RECORDED INFORMATION:
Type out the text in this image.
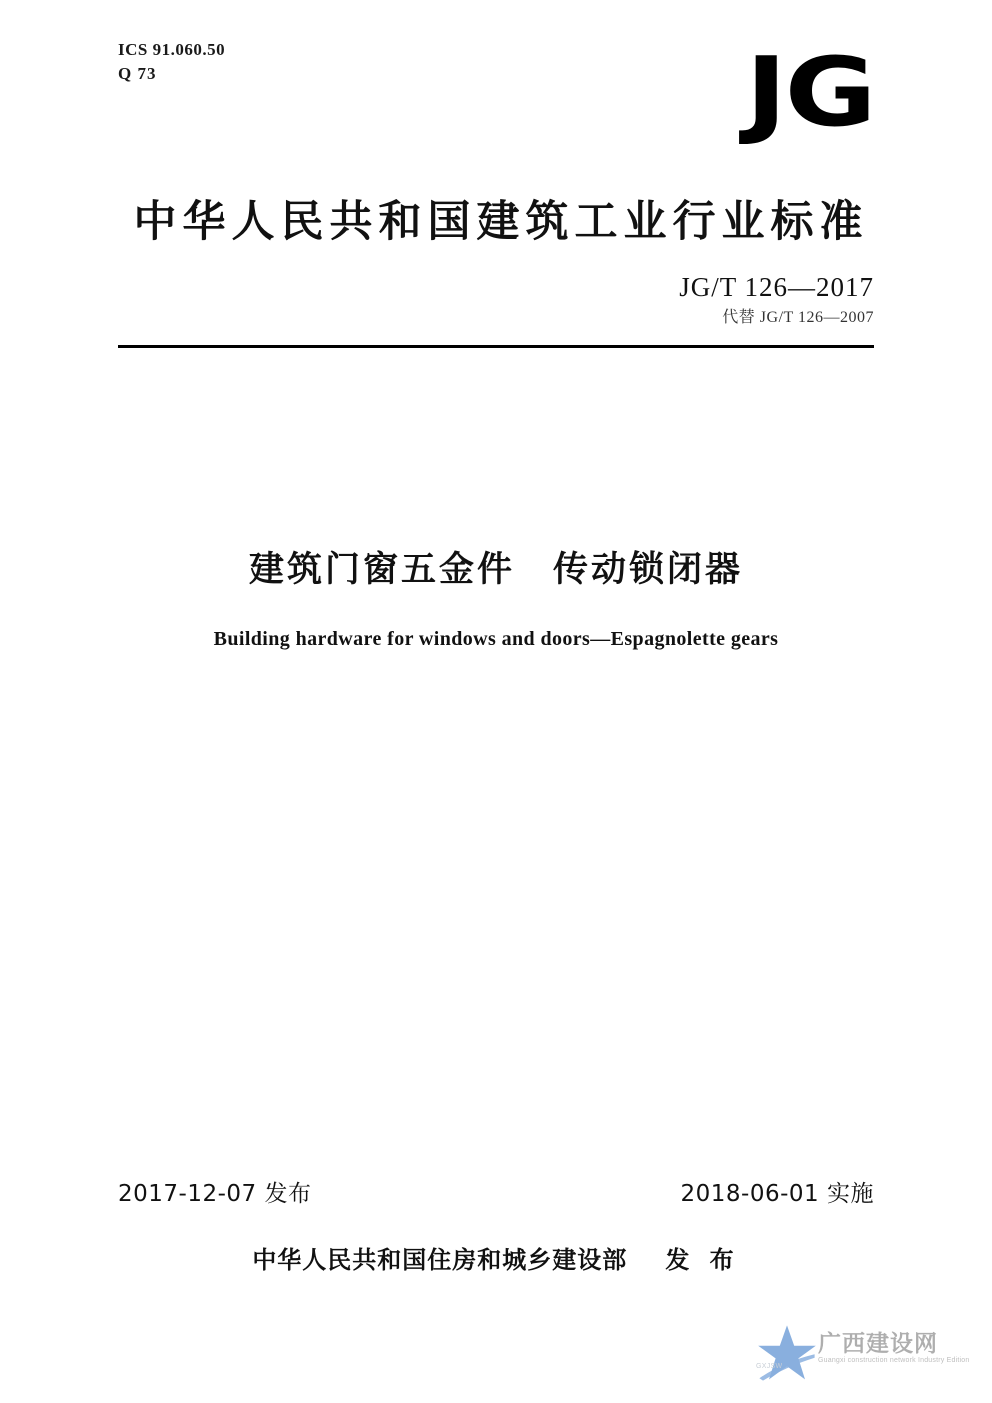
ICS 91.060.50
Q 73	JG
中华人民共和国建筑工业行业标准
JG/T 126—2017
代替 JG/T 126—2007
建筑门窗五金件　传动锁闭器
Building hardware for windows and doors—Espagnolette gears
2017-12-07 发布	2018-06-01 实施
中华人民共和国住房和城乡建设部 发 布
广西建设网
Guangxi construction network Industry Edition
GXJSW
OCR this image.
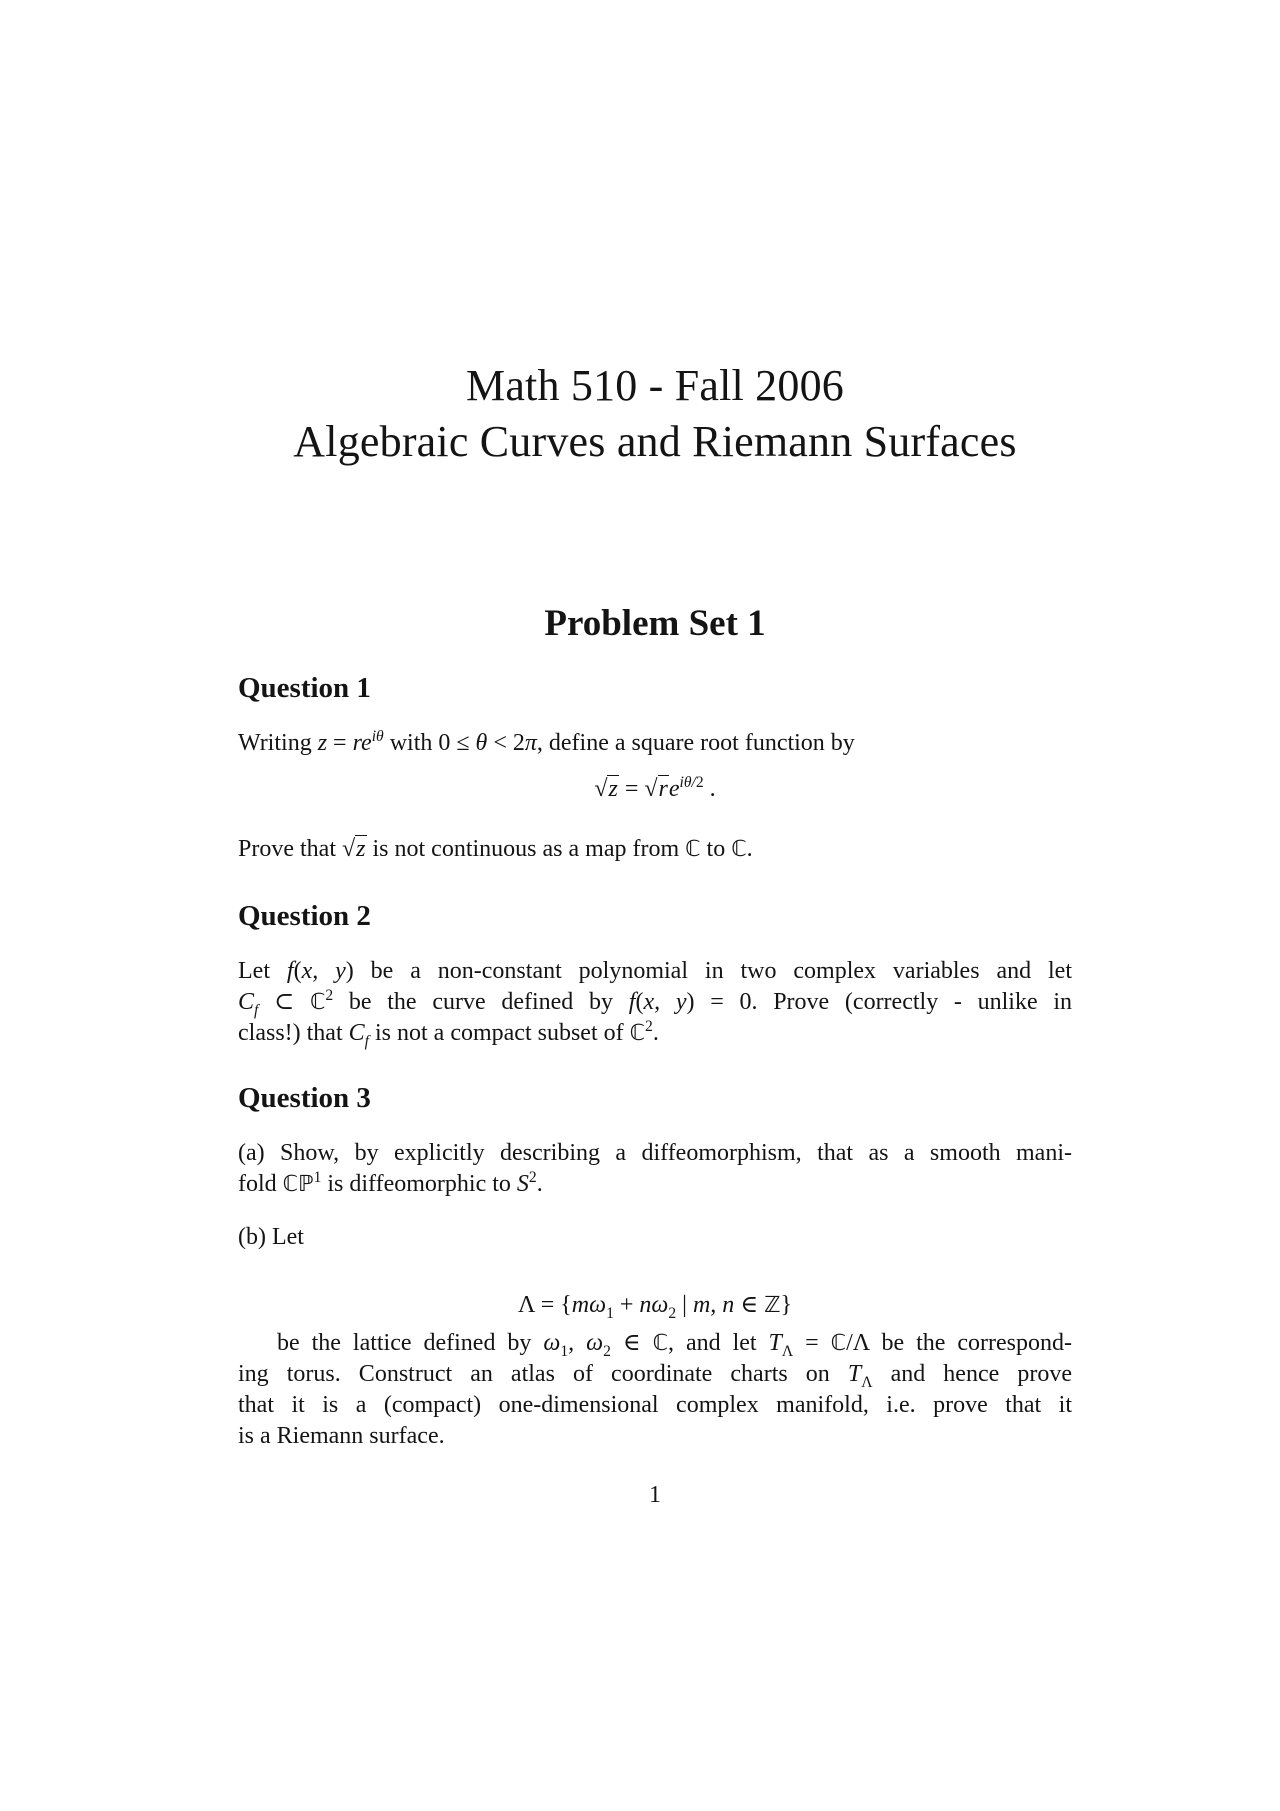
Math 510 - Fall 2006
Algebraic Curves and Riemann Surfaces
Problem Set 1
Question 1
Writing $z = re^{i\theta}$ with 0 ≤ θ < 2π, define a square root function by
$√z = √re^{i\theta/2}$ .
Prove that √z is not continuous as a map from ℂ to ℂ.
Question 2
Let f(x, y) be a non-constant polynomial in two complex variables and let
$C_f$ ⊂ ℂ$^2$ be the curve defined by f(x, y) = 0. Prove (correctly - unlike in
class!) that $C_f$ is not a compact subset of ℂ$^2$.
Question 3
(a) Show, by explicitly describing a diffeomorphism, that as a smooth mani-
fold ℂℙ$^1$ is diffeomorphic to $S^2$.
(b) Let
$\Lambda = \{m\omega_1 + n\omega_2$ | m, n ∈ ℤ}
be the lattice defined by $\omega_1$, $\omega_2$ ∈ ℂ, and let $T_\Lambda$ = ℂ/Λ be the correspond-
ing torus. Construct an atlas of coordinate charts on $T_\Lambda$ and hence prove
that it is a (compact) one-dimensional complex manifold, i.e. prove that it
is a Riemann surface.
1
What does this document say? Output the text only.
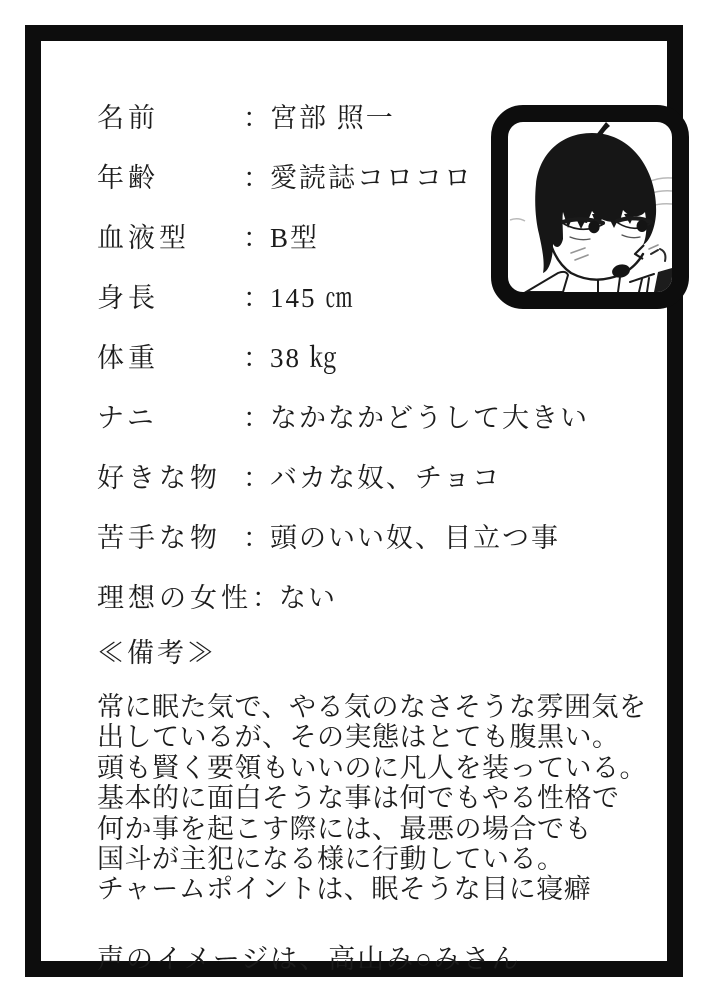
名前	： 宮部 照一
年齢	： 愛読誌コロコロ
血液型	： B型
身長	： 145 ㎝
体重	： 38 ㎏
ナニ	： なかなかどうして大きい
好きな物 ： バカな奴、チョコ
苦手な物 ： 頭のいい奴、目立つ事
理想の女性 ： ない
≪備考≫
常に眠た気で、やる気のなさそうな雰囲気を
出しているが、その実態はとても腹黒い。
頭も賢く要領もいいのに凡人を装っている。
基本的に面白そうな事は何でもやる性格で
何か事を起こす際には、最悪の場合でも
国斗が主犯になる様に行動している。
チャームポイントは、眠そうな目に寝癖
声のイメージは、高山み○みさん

GIVEN REQUEST:
Exclude all pictures and reproduce verbatim the lines running from the line that contains "What does this" to the end of the data above, both ends included.

RESULT FOR THIS EXERCISE:
What does this document say? Output the text only.
名前	： 宮部 照一
年齢	： 愛読誌コロコロ
血液型	： B型
身長	： 145 ㎝
体重	： 38 ㎏
ナニ	： なかなかどうして大きい
好きな物 ： バカな奴、チョコ
苦手な物 ： 頭のいい奴、目立つ事
理想の女性 ： ない
≪備考≫
常に眠た気で、やる気のなさそうな雰囲気を
出しているが、その実態はとても腹黒い。
頭も賢く要領もいいのに凡人を装っている。
基本的に面白そうな事は何でもやる性格で
何か事を起こす際には、最悪の場合でも
国斗が主犯になる様に行動している。
チャームポイントは、眠そうな目に寝癖
声のイメージは、高山み○みさん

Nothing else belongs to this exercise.